**Alıştırma Görevleri**.
(a) Okuma metnine göre şu soruları yanıtlayın:
(i) Alptekin'e göre efsaneyi diğer halk anlatmalarından ayıran en önemli özellik nedir?
(ii) Alptekin'in eserinde anılan efsaneye göre tütün neyden oluşmuştur?
(iii) Muğla Efsaneleri'ndeki metinde işçiler rakıyı nerede içiyordu?
(b) Okuma metnine göre insanlar bilinmeyenleri açıklayan hikâyelere neden sıkı sıkıya bağlanmıştır? Bir ila üç cümleyle açıklayın.

**Okuma Metni**.
== == ==
• Sonuç bulunamadı

Efsanelerde Bağımlılık Maddeleri

B. Mensur Türlerde Bağımlılık Maddelerine Genel Bir Bakış

B. 2. Efsanelerde Bağımlılık Maddeleri

Ali Berat Alptekin efsaneyi "dinî, inandırıcı, kısa ve nesir şeklindeki halk anlatmaları" olarak tanımlar. Ona göre efsaneyi diğer halk anlatmalarından ayıran en önemli özellik dinî ve inandırıcı olmasıdır (Alptekin 2014: 11).

Muğla efsaneleri üzerine çalışan Mehmet Naci Önal efsaneyi pek çoğu tarihin bilinen veya bilinmeyen dönemlerinden günümüze kadar gelebilmiş bir yönüyle kutsal olan hikâye olarak tanımlamaktadır. Efsanelerin inanılır olması onların en önemli özelliğidir. İnsanlığın en gizemli hikâyelerinden olan efsaneler, hayatın hemen her alanında kendine yer bulur. İnsanlar gerçek veya gerçeküstü olaylar çerçevesinde kendilerinden farklı olan her şeyi her zaman merak etmişlerdir. Bu merak insanları bilinmeyenleri izah eden hikâyelere sıkı sıkıya bağlamıştır. Efsanelerde öğütlenenler, inanan insanlar için bağlayıcı yükümlülükler getirebilir. Kimi efsaneler birer tembihtir. Efsanelerin önemli bir kısmı, nedenleri sonuca bağlar (Önal 2013: 9), şeklinde yaptığı açıklamadan yola çıkarak bizde çalışmamızın konusu olan bağımlılıklarla ilgili bazı efsaneleri inceleyeceğiz.

Araştırdığımız onlarca kaynak içerisinden okuduğumuz yüzlerce efsanenin arasından konumuzla ilgili birçok efsane tespit ettik. Birbirinin benzeri olan efsaneleri almamayı uygun gördük.

53

Ali Berat Alptekin’in Efsane ve Motifleri Üzerine adlı eserinin bitkilerle ilgili efsaneler bölümünde, tütünün şeytanın toprak üzerinde bıraktığı pislikten oluştuğuna dair bir efsaneden bahsedilmektedir (Alptekin 2015: 129).

Mehmet Naci Önal’ın Muğla Efsaneleri adlı kitabındaki metin şu şekildedir: Avcı iken gidip bakıyordum herkes çaput bağlamış. Meke köyünde erene çok yakın olan taş ocağında işçiler rakı içerken, işçinin biri iyice sarhoş olmuş. Bir de bakmışlar ki Zihni kaybolmuş. Aramışlar, aramışlar sonunda Zihni’yi uzak bir dağda bulmuşlar. Koca eren içki içilmesini istememiş. Zihni'yi uçurmuş, karşı dağa usul kondurmuş (Önal 2013: 258).
== == ==
**Verilen Bilgiler**.
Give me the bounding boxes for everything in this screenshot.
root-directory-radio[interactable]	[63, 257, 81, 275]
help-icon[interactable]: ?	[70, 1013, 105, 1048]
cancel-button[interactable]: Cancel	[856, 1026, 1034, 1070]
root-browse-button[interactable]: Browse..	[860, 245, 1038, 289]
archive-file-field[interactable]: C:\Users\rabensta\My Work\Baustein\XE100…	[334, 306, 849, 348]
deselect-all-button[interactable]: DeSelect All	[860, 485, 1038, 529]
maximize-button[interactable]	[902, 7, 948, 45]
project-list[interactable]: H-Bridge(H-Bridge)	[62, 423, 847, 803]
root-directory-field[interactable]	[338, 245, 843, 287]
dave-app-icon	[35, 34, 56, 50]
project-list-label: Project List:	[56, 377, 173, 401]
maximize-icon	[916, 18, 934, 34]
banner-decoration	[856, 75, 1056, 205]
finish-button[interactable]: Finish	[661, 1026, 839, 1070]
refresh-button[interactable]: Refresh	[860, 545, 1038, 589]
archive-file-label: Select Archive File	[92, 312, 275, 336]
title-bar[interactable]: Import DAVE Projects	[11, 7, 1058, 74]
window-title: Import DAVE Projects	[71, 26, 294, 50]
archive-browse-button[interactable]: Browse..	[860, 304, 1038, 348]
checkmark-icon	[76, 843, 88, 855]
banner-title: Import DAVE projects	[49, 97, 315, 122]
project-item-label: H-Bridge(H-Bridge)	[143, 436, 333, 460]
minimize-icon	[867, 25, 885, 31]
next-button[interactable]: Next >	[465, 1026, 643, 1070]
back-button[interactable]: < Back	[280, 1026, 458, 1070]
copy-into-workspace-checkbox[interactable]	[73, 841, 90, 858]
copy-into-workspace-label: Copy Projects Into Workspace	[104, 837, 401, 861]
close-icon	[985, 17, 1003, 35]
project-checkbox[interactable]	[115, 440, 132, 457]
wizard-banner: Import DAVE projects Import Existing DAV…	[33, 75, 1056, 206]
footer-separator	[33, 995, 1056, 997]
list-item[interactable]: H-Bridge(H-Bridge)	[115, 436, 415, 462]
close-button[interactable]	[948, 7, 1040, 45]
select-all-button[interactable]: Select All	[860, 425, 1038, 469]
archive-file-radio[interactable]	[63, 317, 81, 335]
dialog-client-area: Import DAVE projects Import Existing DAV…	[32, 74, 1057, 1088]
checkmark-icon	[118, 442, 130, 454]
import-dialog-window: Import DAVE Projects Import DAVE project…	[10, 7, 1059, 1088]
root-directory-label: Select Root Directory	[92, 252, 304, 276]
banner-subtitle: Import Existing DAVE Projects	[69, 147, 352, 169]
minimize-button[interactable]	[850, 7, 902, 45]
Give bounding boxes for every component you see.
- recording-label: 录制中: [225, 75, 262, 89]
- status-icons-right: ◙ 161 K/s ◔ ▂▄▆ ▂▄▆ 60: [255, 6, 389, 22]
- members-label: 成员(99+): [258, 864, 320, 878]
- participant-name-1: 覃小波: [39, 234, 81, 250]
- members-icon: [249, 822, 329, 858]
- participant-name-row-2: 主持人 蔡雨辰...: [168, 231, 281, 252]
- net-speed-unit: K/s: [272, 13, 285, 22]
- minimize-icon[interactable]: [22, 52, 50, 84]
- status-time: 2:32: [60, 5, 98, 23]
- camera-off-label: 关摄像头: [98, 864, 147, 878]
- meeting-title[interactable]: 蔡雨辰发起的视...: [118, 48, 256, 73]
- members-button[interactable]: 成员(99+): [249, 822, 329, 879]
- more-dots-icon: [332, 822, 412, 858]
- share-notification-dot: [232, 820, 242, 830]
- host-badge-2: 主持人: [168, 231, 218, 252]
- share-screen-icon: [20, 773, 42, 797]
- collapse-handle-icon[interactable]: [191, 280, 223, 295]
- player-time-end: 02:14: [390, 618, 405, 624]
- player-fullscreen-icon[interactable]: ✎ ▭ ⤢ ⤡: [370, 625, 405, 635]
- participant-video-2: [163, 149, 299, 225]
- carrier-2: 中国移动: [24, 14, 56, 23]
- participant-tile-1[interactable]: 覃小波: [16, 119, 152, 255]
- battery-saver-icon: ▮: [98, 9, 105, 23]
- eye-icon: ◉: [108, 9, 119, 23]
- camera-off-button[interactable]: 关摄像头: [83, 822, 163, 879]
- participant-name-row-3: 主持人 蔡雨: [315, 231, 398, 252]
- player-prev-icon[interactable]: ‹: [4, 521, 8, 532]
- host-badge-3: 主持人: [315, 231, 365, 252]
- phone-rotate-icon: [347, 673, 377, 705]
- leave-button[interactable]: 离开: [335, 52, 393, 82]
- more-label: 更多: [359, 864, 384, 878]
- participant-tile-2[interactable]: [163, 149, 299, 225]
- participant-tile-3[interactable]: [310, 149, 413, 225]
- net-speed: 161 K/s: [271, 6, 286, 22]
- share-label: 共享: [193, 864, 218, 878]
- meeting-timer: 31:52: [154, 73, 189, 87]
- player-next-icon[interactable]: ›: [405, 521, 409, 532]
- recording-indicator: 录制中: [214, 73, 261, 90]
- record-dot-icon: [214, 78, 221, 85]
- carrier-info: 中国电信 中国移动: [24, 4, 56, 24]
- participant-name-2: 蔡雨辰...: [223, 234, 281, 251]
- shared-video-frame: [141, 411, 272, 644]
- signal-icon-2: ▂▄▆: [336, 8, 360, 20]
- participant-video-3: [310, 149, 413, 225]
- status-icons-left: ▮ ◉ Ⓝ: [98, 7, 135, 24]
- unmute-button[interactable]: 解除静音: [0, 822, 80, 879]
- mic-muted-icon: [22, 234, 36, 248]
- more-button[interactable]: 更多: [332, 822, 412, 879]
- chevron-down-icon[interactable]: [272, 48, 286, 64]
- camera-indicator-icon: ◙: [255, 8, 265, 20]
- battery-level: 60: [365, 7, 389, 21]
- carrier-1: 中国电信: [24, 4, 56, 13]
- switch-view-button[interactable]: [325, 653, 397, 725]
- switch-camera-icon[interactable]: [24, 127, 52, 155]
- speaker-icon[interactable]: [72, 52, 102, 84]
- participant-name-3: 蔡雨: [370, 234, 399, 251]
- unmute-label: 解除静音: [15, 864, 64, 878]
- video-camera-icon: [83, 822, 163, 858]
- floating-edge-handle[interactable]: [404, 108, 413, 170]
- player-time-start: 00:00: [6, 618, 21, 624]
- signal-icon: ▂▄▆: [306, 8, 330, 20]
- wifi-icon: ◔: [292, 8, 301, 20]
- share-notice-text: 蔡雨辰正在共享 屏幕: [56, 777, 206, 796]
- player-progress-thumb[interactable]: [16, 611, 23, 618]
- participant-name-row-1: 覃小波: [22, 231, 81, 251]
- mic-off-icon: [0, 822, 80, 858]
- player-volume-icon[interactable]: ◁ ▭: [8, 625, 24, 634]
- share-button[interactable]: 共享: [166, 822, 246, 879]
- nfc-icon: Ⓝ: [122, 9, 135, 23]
== == ==
**Verilen Yanıtlar**.
(a)
(i) Dinî ve inandırıcı olması.
(ii) Şeytanın toprak üzerinde bıraktığı pislikten.
(iii) Meke köyünde, erene çok yakın olan taş ocağında.

(b) İnsanlar, gerçek veya gerçeküstü olaylar çerçevesinde kendilerinden farklı olan her şeyi her zaman merak etmişlerdir. Bu merak onları bilinmeyenleri izah eden hikâyelere sıkı sıkıya bağlamıştır.